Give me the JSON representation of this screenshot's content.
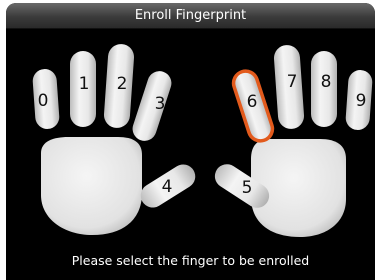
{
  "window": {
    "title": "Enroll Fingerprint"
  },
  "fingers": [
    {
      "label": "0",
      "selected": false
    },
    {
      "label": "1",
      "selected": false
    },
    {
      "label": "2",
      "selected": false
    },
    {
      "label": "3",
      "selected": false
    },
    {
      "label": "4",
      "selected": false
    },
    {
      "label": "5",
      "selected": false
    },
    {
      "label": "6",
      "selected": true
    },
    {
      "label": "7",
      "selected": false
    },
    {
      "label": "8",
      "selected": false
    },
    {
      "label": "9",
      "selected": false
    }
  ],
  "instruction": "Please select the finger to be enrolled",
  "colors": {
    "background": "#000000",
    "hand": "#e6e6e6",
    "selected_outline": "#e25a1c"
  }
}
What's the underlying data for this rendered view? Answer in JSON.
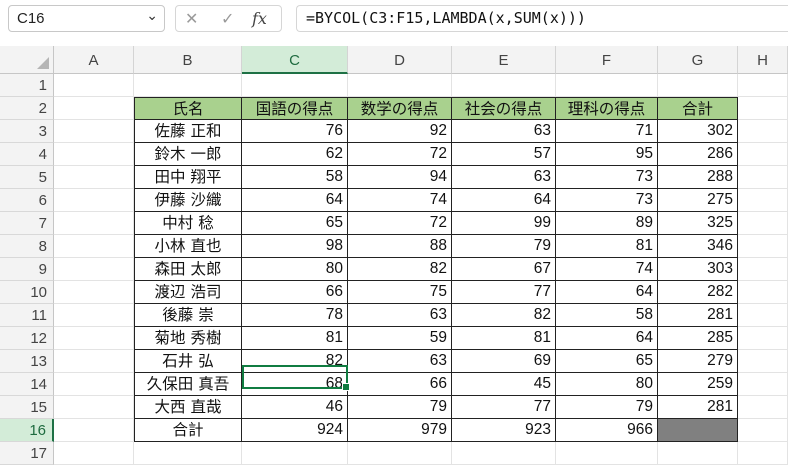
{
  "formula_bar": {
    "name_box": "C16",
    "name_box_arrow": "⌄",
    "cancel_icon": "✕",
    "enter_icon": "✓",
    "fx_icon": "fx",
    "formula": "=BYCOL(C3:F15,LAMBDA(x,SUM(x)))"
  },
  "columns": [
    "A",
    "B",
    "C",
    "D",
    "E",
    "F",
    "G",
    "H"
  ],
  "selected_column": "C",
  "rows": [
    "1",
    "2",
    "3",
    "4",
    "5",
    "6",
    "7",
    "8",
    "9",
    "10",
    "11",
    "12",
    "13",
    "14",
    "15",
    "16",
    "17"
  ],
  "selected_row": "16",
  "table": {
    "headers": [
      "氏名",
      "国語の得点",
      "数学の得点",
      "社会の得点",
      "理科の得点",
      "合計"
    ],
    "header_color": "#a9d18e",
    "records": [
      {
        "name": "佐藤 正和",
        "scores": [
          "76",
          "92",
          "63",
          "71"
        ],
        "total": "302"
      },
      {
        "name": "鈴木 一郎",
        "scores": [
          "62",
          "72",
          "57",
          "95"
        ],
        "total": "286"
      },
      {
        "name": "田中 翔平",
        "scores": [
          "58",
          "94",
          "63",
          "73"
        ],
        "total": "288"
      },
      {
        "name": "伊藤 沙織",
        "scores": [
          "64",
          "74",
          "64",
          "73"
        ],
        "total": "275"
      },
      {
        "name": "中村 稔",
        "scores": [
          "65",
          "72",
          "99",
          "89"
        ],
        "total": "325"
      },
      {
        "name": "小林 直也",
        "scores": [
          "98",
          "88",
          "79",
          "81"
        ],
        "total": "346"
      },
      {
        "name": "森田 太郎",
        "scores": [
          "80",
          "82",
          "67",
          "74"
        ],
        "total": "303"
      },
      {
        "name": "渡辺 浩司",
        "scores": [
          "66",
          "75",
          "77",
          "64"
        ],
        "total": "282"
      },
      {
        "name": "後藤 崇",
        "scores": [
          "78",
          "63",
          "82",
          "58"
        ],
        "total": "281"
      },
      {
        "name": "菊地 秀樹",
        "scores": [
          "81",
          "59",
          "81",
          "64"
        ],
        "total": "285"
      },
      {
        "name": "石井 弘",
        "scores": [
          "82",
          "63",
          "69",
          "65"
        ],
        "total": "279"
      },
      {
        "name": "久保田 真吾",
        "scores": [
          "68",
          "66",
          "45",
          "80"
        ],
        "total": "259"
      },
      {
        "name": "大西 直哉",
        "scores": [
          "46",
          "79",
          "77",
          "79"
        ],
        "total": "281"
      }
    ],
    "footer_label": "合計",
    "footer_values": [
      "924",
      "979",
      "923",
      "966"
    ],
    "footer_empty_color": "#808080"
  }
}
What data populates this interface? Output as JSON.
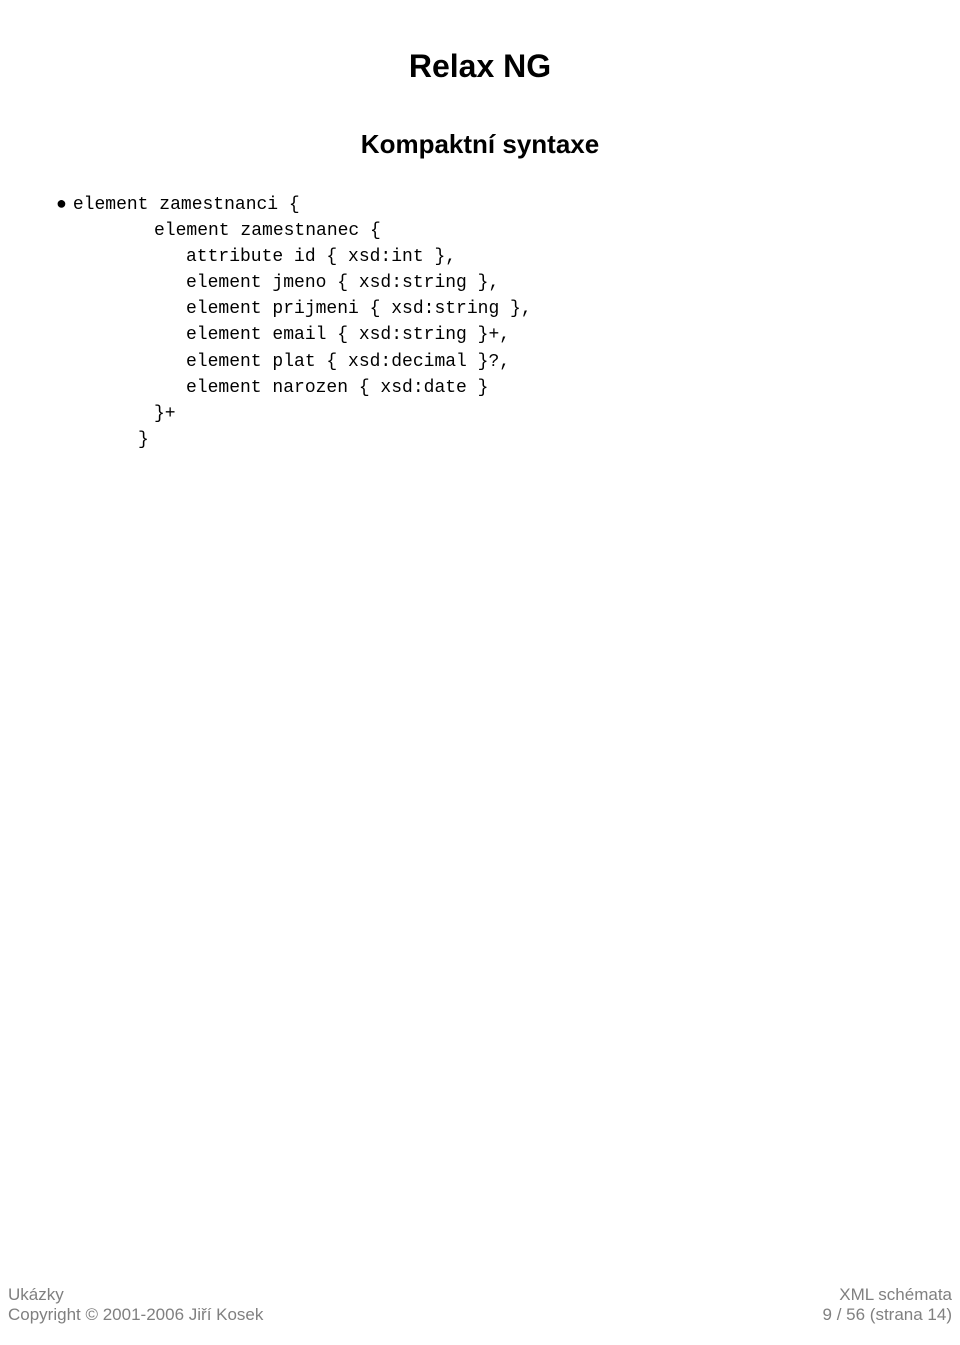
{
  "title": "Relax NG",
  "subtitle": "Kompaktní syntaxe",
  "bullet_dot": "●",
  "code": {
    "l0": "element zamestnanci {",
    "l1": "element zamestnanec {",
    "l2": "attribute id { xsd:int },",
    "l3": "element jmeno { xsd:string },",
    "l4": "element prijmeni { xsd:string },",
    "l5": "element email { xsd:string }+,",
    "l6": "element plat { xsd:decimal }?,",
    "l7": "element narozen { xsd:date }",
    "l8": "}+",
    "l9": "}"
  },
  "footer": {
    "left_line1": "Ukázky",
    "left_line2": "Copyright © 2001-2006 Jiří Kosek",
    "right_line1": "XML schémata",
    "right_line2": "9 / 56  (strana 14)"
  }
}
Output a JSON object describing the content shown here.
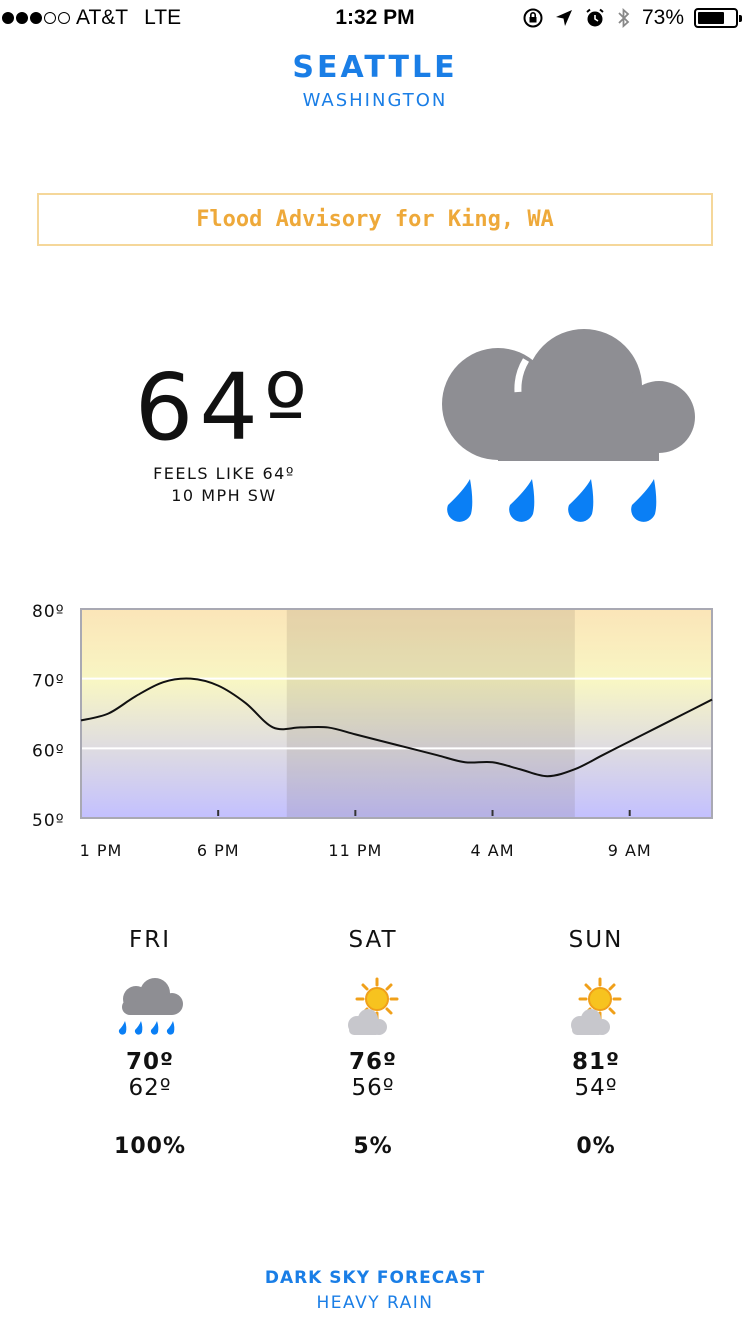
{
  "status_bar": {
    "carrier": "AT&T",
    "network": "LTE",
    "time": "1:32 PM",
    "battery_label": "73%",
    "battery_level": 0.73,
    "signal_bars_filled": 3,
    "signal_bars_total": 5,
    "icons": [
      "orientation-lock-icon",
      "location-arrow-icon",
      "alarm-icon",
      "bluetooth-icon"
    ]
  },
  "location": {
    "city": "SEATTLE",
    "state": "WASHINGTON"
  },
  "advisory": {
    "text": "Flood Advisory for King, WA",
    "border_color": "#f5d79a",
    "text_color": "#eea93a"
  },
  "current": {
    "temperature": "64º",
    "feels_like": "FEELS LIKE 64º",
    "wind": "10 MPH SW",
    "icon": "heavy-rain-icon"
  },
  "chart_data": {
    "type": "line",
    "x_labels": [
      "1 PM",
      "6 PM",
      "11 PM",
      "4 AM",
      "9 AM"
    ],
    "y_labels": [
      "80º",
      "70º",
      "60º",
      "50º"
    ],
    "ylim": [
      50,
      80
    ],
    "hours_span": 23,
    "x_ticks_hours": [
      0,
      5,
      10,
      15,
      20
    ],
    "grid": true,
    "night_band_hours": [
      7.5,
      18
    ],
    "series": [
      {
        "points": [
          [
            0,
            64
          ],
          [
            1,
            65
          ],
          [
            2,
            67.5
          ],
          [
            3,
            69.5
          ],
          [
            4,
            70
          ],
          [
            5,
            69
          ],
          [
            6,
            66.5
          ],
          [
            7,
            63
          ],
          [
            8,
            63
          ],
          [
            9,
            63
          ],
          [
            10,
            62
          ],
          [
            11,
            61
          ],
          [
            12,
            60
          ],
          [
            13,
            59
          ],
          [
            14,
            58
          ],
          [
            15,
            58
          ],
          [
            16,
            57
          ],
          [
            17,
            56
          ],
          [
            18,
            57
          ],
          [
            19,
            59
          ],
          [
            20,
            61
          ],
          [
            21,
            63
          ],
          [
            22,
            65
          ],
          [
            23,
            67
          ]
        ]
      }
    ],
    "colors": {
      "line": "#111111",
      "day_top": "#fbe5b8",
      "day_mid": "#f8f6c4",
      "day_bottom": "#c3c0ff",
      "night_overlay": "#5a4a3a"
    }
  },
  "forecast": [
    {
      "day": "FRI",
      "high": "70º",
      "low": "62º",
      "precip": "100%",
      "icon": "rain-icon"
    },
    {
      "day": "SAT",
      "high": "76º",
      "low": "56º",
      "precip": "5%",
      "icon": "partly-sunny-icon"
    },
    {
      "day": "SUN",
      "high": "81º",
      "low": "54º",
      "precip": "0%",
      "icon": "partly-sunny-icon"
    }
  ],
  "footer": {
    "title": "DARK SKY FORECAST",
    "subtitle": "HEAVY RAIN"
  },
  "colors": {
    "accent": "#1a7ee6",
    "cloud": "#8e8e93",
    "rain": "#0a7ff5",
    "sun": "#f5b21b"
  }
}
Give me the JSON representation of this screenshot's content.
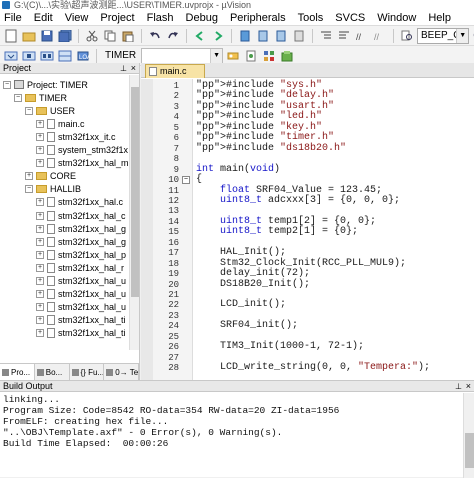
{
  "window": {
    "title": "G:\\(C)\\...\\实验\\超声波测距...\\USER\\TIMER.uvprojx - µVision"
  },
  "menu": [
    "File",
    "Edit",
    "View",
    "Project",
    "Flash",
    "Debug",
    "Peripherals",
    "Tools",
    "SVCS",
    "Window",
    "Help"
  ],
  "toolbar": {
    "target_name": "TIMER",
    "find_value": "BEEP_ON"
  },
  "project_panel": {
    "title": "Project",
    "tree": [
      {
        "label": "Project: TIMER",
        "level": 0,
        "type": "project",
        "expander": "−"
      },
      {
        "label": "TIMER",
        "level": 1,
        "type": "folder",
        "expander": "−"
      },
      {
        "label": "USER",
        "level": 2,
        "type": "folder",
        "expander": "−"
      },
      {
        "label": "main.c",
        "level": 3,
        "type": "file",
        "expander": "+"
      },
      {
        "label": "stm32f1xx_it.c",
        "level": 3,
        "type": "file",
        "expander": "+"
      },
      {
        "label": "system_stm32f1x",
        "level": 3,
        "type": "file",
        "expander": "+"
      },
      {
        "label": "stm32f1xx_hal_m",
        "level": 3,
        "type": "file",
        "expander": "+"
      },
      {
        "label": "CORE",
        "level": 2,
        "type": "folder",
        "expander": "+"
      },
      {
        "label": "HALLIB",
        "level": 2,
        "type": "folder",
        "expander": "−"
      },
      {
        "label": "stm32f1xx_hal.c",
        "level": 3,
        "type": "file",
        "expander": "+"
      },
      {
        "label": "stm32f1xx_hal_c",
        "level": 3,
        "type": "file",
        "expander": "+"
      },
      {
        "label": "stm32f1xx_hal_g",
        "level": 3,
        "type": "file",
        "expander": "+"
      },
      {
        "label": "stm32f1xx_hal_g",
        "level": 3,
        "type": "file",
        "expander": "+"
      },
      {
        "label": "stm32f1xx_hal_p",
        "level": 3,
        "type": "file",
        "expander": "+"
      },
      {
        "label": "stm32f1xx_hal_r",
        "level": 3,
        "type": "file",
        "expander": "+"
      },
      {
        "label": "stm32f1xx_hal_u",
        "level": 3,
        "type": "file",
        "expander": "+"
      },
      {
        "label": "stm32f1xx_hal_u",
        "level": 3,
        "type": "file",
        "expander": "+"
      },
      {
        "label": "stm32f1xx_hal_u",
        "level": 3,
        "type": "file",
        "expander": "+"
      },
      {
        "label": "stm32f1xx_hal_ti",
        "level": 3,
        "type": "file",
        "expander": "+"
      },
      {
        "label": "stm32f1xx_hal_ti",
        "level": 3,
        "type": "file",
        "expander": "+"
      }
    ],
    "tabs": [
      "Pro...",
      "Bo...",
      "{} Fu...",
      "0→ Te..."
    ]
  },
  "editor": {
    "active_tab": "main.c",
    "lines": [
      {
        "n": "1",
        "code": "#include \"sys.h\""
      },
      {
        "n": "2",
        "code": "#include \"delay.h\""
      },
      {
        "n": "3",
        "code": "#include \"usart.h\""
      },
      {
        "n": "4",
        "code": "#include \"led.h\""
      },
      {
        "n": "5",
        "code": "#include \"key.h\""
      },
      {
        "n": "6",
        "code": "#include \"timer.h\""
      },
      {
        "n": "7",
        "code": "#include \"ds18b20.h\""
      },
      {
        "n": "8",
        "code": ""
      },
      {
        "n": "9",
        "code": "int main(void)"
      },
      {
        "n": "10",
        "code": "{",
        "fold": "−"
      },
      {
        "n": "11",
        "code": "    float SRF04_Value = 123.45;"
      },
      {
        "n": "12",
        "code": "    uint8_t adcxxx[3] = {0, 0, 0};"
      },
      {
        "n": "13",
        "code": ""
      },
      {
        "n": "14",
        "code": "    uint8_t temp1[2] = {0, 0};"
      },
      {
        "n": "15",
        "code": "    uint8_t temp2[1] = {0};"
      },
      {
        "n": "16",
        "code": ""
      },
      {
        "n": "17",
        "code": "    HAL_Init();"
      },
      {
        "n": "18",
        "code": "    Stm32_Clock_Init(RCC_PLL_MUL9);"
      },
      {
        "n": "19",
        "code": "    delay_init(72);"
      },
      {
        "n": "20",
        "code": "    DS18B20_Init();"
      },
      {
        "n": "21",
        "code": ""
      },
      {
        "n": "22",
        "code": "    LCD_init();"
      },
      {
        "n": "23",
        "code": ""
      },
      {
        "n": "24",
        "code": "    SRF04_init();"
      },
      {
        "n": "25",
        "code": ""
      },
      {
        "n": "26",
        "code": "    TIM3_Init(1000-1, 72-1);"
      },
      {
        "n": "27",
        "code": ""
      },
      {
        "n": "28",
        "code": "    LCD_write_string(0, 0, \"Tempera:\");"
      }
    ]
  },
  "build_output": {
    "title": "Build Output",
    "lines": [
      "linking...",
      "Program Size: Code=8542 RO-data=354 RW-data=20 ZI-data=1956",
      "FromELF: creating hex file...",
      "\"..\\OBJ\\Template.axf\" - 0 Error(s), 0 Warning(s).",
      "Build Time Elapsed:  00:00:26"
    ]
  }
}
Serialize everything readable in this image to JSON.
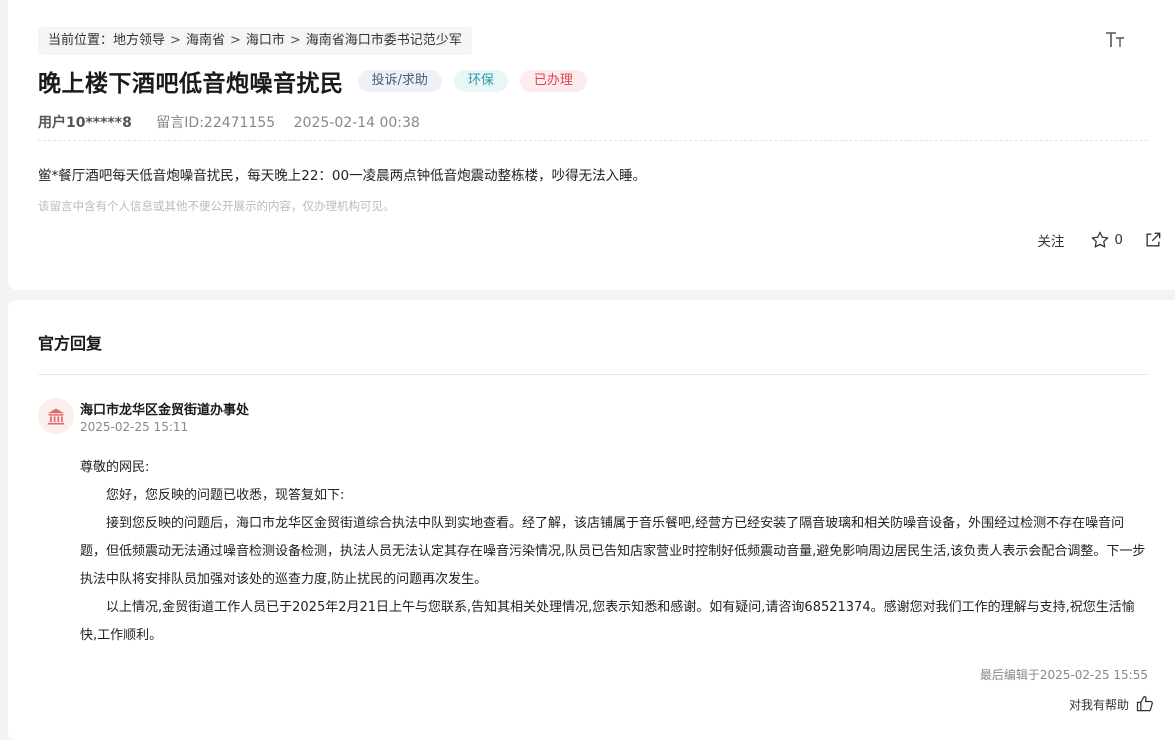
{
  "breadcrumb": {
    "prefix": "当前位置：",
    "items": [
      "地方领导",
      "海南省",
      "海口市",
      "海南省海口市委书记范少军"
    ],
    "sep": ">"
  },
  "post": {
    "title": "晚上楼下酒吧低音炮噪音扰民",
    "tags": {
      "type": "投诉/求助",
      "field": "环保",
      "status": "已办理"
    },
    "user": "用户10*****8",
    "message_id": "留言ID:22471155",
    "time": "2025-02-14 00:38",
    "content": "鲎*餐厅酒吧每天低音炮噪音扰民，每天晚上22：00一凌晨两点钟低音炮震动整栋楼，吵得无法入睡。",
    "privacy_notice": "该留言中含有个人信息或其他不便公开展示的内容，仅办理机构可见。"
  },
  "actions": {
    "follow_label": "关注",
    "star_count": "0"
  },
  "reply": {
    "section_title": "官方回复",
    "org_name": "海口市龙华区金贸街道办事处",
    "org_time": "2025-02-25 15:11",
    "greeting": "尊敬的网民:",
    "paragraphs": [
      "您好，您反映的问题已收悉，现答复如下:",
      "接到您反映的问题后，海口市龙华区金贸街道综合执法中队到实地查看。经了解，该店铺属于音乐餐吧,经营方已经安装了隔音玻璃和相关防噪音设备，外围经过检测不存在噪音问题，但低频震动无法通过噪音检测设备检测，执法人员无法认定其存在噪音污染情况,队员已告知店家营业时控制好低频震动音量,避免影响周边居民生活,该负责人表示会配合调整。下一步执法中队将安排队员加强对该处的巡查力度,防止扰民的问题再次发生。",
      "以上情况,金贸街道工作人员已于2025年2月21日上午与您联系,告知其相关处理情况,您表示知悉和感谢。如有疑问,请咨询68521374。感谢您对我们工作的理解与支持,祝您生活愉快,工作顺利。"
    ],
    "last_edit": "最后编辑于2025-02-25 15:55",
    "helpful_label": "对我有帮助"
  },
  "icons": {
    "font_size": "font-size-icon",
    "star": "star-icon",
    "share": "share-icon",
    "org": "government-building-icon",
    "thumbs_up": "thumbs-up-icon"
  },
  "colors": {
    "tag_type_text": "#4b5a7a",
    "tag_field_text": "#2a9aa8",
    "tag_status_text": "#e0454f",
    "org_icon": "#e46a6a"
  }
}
━━━━━━━━
- **Aim of the exercise**
Pictures excluded, copy exactly the lines running from the one with "Serialize everything readable" through the last line of the material.

- **Answer to the task**
Serialize everything readable in this image to JSON.
{
  "breadcrumb": {
    "prefix": "当前位置：",
    "items": [
      "地方领导",
      "海南省",
      "海口市",
      "海南省海口市委书记范少军"
    ],
    "sep": ">"
  },
  "post": {
    "title": "晚上楼下酒吧低音炮噪音扰民",
    "tags": {
      "type": "投诉/求助",
      "field": "环保",
      "status": "已办理"
    },
    "user": "用户10*****8",
    "message_id": "留言ID:22471155",
    "time": "2025-02-14 00:38",
    "content": "鲎*餐厅酒吧每天低音炮噪音扰民，每天晚上22：00一凌晨两点钟低音炮震动整栋楼，吵得无法入睡。",
    "privacy_notice": "该留言中含有个人信息或其他不便公开展示的内容，仅办理机构可见。"
  },
  "actions": {
    "follow_label": "关注",
    "star_count": "0"
  },
  "reply": {
    "section_title": "官方回复",
    "org_name": "海口市龙华区金贸街道办事处",
    "org_time": "2025-02-25 15:11",
    "greeting": "尊敬的网民:",
    "paragraphs": [
      "您好，您反映的问题已收悉，现答复如下:",
      "接到您反映的问题后，海口市龙华区金贸街道综合执法中队到实地查看。经了解，该店铺属于音乐餐吧,经营方已经安装了隔音玻璃和相关防噪音设备，外围经过检测不存在噪音问题，但低频震动无法通过噪音检测设备检测，执法人员无法认定其存在噪音污染情况,队员已告知店家营业时控制好低频震动音量,避免影响周边居民生活,该负责人表示会配合调整。下一步执法中队将安排队员加强对该处的巡查力度,防止扰民的问题再次发生。",
      "以上情况,金贸街道工作人员已于2025年2月21日上午与您联系,告知其相关处理情况,您表示知悉和感谢。如有疑问,请咨询68521374。感谢您对我们工作的理解与支持,祝您生活愉快,工作顺利。"
    ],
    "last_edit": "最后编辑于2025-02-25 15:55",
    "helpful_label": "对我有帮助"
  },
  "icons": {
    "font_size": "font-size-icon",
    "star": "star-icon",
    "share": "share-icon",
    "org": "government-building-icon",
    "thumbs_up": "thumbs-up-icon"
  },
  "colors": {
    "tag_type_text": "#4b5a7a",
    "tag_field_text": "#2a9aa8",
    "tag_status_text": "#e0454f",
    "org_icon": "#e46a6a"
  }
}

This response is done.